抜粋文 —

· · · · ·

ピクシブ株式会社は2022年11月24日、pixivに運用型配信広告が簡単に出稿できる「pixiv Ads」をリリースしました。pixiv Adsは完全自社開発のセルフサーブ型の運用型広告プラットフォームです。実現にあたっては実に二年以上の歳月かけて、数々の技術的挑戦を行ってきました。

本日はpixiv Adsの技術を支えるエンジニア4名から、特に大きな取り組みを中心に技術発表させていただきます。

なお今回は後編記事となりますので、先に前編記事(https://inside.pixiv.blog/2023/02/17/110000)をご覧ください。

pixiv Adsの技術的挑戦

大きな取り組みとしては4つ挙げられます。記事前編で取り組みのうちの2つを紹介させていただきましたので、後編は残り2つの詳細を、担当者からお話しさせていただきます。

3. ミドルウェア・サーバーモニタリング

takashi : デプロイやバッチ処理で使用しているミドルウェア、システムのモニタリングについて担当者のtakashiとtokiからご紹介します。

Kubernetes上にサービスをデプロイするためのCDツールとして、Argo CDを使用しています。アプリケーションリポジトリのmainブランチに変更が加わると、社内Gitlab CI上でDockerイメージのビルド、Kubernetesマニフェストリポジトリのイメージタグの更新タスクが実行されるようになっており、自動で本番環境のGKEにアプリケーションの更新デプロイが走るようになっています。

また、定期的な広告配信状態の同期や、Bigtableに格納されているユーザー属性データの更新等のバッチ処理も、GKE上で稼働しており、ワークフローエンジンとしてArgo Workflowsを採用しています。

· · · · ·

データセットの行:
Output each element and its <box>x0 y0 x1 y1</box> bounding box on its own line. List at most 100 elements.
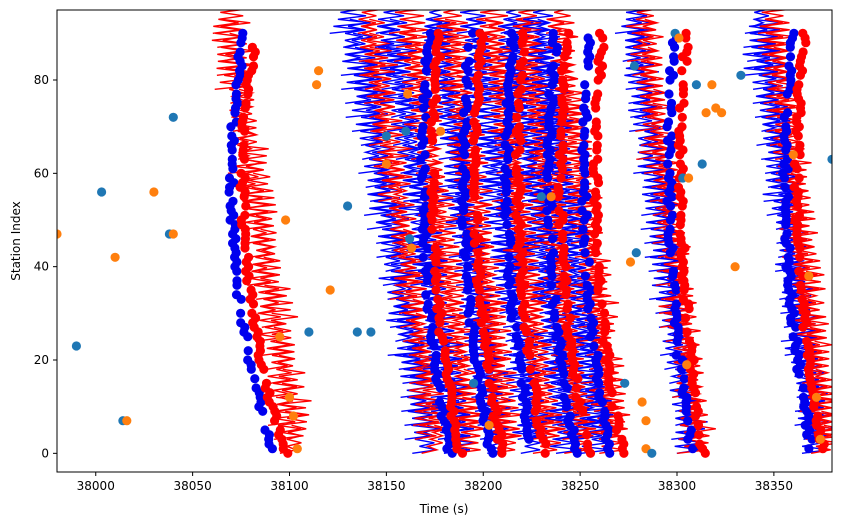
pick-dot <box>469 117 479 127</box>
pick-dot <box>427 224 437 234</box>
pick-dot <box>783 192 794 202</box>
trace-line <box>525 242 555 272</box>
trace-line <box>477 312 507 342</box>
trace-line <box>560 368 585 398</box>
trace-line <box>387 326 426 356</box>
pick-dot <box>794 80 804 90</box>
pick-dot <box>240 210 250 220</box>
pick-dot <box>580 126 590 136</box>
scatter-point <box>122 416 132 426</box>
pick-dot <box>248 61 259 71</box>
pick-dot <box>431 350 441 360</box>
pick-dot <box>694 430 704 440</box>
pick-dot <box>613 411 623 421</box>
trace-line <box>463 200 493 230</box>
x-tick-label: 38350 <box>755 479 793 493</box>
trace-line <box>380 74 419 104</box>
pick-dot <box>519 322 529 332</box>
trace-line <box>579 382 605 412</box>
scatter-point <box>684 173 694 183</box>
y-tick-label: 60 <box>34 166 49 180</box>
trace-line <box>240 186 275 216</box>
pick-dot <box>677 122 687 132</box>
trace-line <box>388 10 426 34</box>
pick-dot <box>559 378 569 388</box>
trace-line <box>257 284 291 314</box>
trace-line <box>792 270 825 300</box>
trace-line <box>576 270 612 300</box>
pick-dot <box>557 229 568 239</box>
scatter-point <box>788 150 798 160</box>
pick-dot <box>789 182 800 192</box>
pick-dot <box>261 378 272 388</box>
trace-line <box>472 242 495 272</box>
pick-dot <box>548 248 559 258</box>
scatter-point <box>288 411 298 421</box>
pick-dot <box>474 257 484 267</box>
pick-dot <box>783 108 793 118</box>
pick-dot <box>518 266 528 276</box>
trace-line <box>433 10 462 34</box>
x-axis-label: Time (s) <box>419 502 469 516</box>
pick-dot <box>582 430 592 440</box>
pick-dot <box>554 206 564 216</box>
scatter-point <box>629 61 640 71</box>
pick-dot <box>678 80 688 90</box>
pick-dot <box>540 448 550 458</box>
pick-dot <box>463 42 473 52</box>
trace-line <box>436 298 465 328</box>
pick-dot <box>430 266 440 276</box>
trace-line <box>366 200 406 230</box>
pick-dot <box>556 173 566 183</box>
trace-line <box>261 326 292 356</box>
pick-dot <box>669 52 679 62</box>
trace-line <box>372 144 415 174</box>
scatter-point <box>674 33 684 43</box>
pick-dot <box>502 220 512 230</box>
scatter-point <box>381 131 391 141</box>
pick-dot <box>475 28 485 38</box>
pick-dot <box>675 229 685 239</box>
scatter-point <box>304 327 314 337</box>
scatter-point <box>401 126 411 136</box>
pick-dot <box>562 38 572 48</box>
trace-line <box>422 10 445 34</box>
trace-line <box>434 88 461 118</box>
pick-dot <box>579 103 589 113</box>
pick-dot <box>515 350 526 360</box>
scatter-point <box>292 444 302 454</box>
scatter-point <box>314 66 324 76</box>
pick-dot <box>514 122 525 132</box>
pick-dot <box>671 299 682 309</box>
pick-dot <box>460 94 470 104</box>
trace-line <box>556 242 586 272</box>
scatter-point <box>366 327 376 337</box>
pick-dot <box>789 28 799 38</box>
trace-line <box>245 214 275 244</box>
pick-dot <box>813 411 823 421</box>
y-tick-label: 80 <box>34 73 49 87</box>
pick-dot <box>597 299 607 309</box>
trace-line <box>653 200 682 230</box>
pick-dot <box>457 215 467 225</box>
pick-dot <box>433 28 443 38</box>
trace-line <box>562 256 589 286</box>
pick-dot <box>783 252 793 262</box>
trace-line <box>624 60 659 90</box>
scatter-point <box>536 192 547 202</box>
trace-line <box>519 186 550 216</box>
pick-dot <box>549 308 559 318</box>
pick-dot <box>681 313 691 323</box>
pick-dot <box>558 75 568 85</box>
trace-line <box>405 228 443 258</box>
pick-dot <box>418 122 428 132</box>
pick-dot <box>666 98 677 108</box>
scatter-point <box>325 285 335 295</box>
pick-dot <box>781 122 791 132</box>
pick-dot <box>665 224 675 234</box>
trace-line <box>752 60 785 90</box>
pick-dot <box>559 243 569 253</box>
trace-line <box>456 10 486 34</box>
pick-dot <box>794 173 804 183</box>
x-tick-label: 38250 <box>561 479 599 493</box>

· · · · ·

求められる内容 — pixiv Adsの技術に関する抜粋文から、次の一文を英語に訳してください:「Kubernetes上にサービスをデプロイするためのCDツールとして、Argo CDを使用しています。」 上の行は抜粋文とは関係がありません。

本課題の解答 — We use Argo CD as the CD tool for deploying services on Kubernetes.